• Your instructions:
Every line of the material is to be duplicated precisely.

• Source information:
######

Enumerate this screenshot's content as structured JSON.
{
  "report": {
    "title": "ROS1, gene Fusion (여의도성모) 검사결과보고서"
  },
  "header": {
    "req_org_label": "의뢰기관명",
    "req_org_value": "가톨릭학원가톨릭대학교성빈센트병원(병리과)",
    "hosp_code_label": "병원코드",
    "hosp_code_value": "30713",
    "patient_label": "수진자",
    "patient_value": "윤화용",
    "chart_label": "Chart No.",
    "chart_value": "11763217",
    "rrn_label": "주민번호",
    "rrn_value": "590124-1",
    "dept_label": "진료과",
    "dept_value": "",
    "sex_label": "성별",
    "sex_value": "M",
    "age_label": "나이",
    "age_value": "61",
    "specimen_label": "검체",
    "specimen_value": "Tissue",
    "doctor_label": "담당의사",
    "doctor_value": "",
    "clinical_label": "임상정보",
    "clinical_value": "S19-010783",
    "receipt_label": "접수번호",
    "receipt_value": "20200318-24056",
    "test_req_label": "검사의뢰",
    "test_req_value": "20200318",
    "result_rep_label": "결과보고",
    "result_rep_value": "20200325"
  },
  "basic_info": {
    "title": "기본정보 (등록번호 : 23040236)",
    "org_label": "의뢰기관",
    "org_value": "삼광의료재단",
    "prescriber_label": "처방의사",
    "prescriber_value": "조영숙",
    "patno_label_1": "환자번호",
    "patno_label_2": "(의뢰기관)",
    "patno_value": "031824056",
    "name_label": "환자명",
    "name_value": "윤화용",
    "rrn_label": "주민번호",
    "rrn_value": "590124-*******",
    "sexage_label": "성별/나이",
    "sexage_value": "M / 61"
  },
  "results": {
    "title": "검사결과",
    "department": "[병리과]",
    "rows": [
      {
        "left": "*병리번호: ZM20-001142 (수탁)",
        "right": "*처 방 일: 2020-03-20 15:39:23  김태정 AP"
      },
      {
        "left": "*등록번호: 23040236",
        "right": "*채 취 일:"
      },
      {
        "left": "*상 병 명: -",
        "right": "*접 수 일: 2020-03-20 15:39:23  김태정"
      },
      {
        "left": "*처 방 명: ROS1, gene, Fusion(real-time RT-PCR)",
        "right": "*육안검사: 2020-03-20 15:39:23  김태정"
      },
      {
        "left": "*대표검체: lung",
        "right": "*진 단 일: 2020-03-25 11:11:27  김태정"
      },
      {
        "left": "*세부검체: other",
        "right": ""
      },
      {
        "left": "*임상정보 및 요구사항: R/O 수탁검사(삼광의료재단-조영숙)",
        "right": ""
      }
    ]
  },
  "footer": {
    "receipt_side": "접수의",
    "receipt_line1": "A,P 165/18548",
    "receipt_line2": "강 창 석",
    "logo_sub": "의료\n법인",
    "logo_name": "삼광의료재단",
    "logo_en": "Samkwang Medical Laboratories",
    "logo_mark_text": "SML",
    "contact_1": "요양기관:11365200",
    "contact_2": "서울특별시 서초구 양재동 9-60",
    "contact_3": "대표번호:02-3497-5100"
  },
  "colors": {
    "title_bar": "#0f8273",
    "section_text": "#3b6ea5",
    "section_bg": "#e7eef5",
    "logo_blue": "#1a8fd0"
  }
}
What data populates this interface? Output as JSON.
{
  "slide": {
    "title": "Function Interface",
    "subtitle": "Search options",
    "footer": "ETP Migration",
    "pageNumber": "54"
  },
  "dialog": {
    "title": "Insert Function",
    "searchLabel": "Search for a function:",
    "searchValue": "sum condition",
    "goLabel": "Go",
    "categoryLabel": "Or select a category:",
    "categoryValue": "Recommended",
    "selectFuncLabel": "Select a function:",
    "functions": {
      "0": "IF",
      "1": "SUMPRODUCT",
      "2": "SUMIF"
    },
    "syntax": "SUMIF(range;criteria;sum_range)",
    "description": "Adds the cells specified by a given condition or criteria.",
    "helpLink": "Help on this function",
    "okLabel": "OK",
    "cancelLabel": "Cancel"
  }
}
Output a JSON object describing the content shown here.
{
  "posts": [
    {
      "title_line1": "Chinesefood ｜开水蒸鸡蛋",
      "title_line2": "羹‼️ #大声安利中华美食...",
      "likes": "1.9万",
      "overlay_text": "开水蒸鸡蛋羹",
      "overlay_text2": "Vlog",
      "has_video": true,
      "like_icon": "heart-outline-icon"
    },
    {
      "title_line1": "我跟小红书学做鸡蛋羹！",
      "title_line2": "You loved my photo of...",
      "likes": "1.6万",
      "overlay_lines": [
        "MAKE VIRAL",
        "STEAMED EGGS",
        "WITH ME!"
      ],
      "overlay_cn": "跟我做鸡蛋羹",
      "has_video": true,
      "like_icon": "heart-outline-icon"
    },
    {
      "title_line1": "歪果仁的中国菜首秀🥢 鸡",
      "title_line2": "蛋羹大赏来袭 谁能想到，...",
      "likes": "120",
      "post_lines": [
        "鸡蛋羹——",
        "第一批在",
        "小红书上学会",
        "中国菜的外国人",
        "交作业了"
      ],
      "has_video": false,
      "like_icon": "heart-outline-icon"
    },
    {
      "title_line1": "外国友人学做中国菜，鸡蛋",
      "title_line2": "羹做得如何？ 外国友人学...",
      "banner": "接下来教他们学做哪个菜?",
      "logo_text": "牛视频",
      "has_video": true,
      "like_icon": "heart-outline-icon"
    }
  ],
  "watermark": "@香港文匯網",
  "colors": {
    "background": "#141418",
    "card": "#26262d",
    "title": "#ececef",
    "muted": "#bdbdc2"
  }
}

######

• Task output:
Enumerate this screenshot's content as structured JSON.
{
  "report": {
    "title": "ROS1, gene Fusion (여의도성모) 검사결과보고서"
  },
  "header": {
    "req_org_label": "의뢰기관명",
    "req_org_value": "가톨릭학원가톨릭대학교성빈센트병원(병리과)",
    "hosp_code_label": "병원코드",
    "hosp_code_value": "30713",
    "patient_label": "수진자",
    "patient_value": "윤화용",
    "chart_label": "Chart No.",
    "chart_value": "11763217",
    "rrn_label": "주민번호",
    "rrn_value": "590124-1",
    "dept_label": "진료과",
    "dept_value": "",
    "sex_label": "성별",
    "sex_value": "M",
    "age_label": "나이",
    "age_value": "61",
    "specimen_label": "검체",
    "specimen_value": "Tissue",
    "doctor_label": "담당의사",
    "doctor_value": "",
    "clinical_label": "임상정보",
    "clinical_value": "S19-010783",
    "receipt_label": "접수번호",
    "receipt_value": "20200318-24056",
    "test_req_label": "검사의뢰",
    "test_req_value": "20200318",
    "result_rep_label": "결과보고",
    "result_rep_value": "20200325"
  },
  "basic_info": {
    "title": "기본정보 (등록번호 : 23040236)",
    "org_label": "의뢰기관",
    "org_value": "삼광의료재단",
    "prescriber_label": "처방의사",
    "prescriber_value": "조영숙",
    "patno_label_1": "환자번호",
    "patno_label_2": "(의뢰기관)",
    "patno_value": "031824056",
    "name_label": "환자명",
    "name_value": "윤화용",
    "rrn_label": "주민번호",
    "rrn_value": "590124-*******",
    "sexage_label": "성별/나이",
    "sexage_value": "M / 61"
  },
  "results": {
    "title": "검사결과",
    "department": "[병리과]",
    "rows": [
      {
        "left": "*병리번호: ZM20-001142 (수탁)",
        "right": "*처 방 일: 2020-03-20 15:39:23  김태정 AP"
      },
      {
        "left": "*등록번호: 23040236",
        "right": "*채 취 일:"
      },
      {
        "left": "*상 병 명: -",
        "right": "*접 수 일: 2020-03-20 15:39:23  김태정"
      },
      {
        "left": "*처 방 명: ROS1, gene, Fusion(real-time RT-PCR)",
        "right": "*육안검사: 2020-03-20 15:39:23  김태정"
      },
      {
        "left": "*대표검체: lung",
        "right": "*진 단 일: 2020-03-25 11:11:27  김태정"
      },
      {
        "left": "*세부검체: other",
        "right": ""
      },
      {
        "left": "*임상정보 및 요구사항: R/O 수탁검사(삼광의료재단-조영숙)",
        "right": ""
      }
    ]
  },
  "footer": {
    "receipt_side": "접수의",
    "receipt_line1": "A,P 165/18548",
    "receipt_line2": "강 창 석",
    "logo_sub": "의료\n법인",
    "logo_name": "삼광의료재단",
    "logo_en": "Samkwang Medical Laboratories",
    "logo_mark_text": "SML",
    "contact_1": "요양기관:11365200",
    "contact_2": "서울특별시 서초구 양재동 9-60",
    "contact_3": "대표번호:02-3497-5100"
  },
  "colors": {
    "title_bar": "#0f8273",
    "section_text": "#3b6ea5",
    "section_bg": "#e7eef5",
    "logo_blue": "#1a8fd0"
  }
}
What data populates this interface? Output as JSON.
{
  "slide": {
    "title": "Function Interface",
    "subtitle": "Search options",
    "footer": "ETP Migration",
    "pageNumber": "54"
  },
  "dialog": {
    "title": "Insert Function",
    "searchLabel": "Search for a function:",
    "searchValue": "sum condition",
    "goLabel": "Go",
    "categoryLabel": "Or select a category:",
    "categoryValue": "Recommended",
    "selectFuncLabel": "Select a function:",
    "functions": {
      "0": "IF",
      "1": "SUMPRODUCT",
      "2": "SUMIF"
    },
    "syntax": "SUMIF(range;criteria;sum_range)",
    "description": "Adds the cells specified by a given condition or criteria.",
    "helpLink": "Help on this function",
    "okLabel": "OK",
    "cancelLabel": "Cancel"
  }
}
Output a JSON object describing the content shown here.
{
  "posts": [
    {
      "title_line1": "Chinesefood ｜开水蒸鸡蛋",
      "title_line2": "羹‼️ #大声安利中华美食...",
      "likes": "1.9万",
      "overlay_text": "开水蒸鸡蛋羹",
      "overlay_text2": "Vlog",
      "has_video": true,
      "like_icon": "heart-outline-icon"
    },
    {
      "title_line1": "我跟小红书学做鸡蛋羹！",
      "title_line2": "You loved my photo of...",
      "likes": "1.6万",
      "overlay_lines": [
        "MAKE VIRAL",
        "STEAMED EGGS",
        "WITH ME!"
      ],
      "overlay_cn": "跟我做鸡蛋羹",
      "has_video": true,
      "like_icon": "heart-outline-icon"
    },
    {
      "title_line1": "歪果仁的中国菜首秀🥢 鸡",
      "title_line2": "蛋羹大赏来袭 谁能想到，...",
      "likes": "120",
      "post_lines": [
        "鸡蛋羹——",
        "第一批在",
        "小红书上学会",
        "中国菜的外国人",
        "交作业了"
      ],
      "has_video": false,
      "like_icon": "heart-outline-icon"
    },
    {
      "title_line1": "外国友人学做中国菜，鸡蛋",
      "title_line2": "羹做得如何？ 外国友人学...",
      "banner": "接下来教他们学做哪个菜?",
      "logo_text": "牛视频",
      "has_video": true,
      "like_icon": "heart-outline-icon"
    }
  ],
  "watermark": "@香港文匯網",
  "colors": {
    "background": "#141418",
    "card": "#26262d",
    "title": "#ececef",
    "muted": "#bdbdc2"
  }
}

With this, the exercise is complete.